DIRECTIONS: Pictures should be excluded; otherwise, copy every entry exactly.

RECORDS SHOWN:

○ ○ ○ ○ ○ ○ ○

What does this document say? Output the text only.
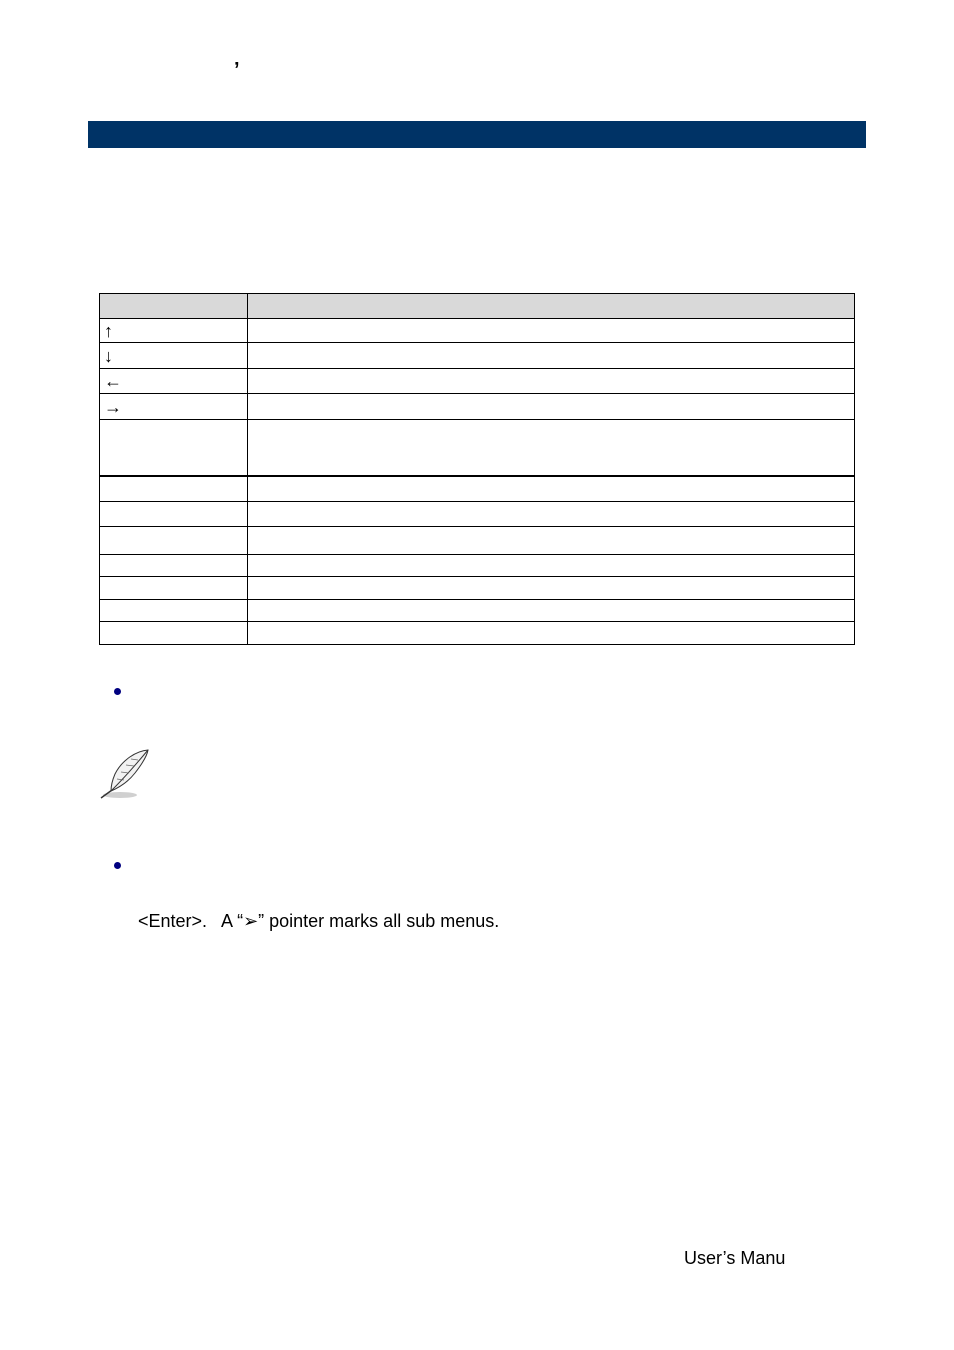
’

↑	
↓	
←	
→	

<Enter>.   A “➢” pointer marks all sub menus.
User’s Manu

○ ○ ○ ○ ○ ○ ○

ANSWER TO THIS TASK:
What does this document say? Output the text only.
’

↑	
↓	
←	
→	

<Enter>.   A “➢” pointer marks all sub menus.
User’s Manu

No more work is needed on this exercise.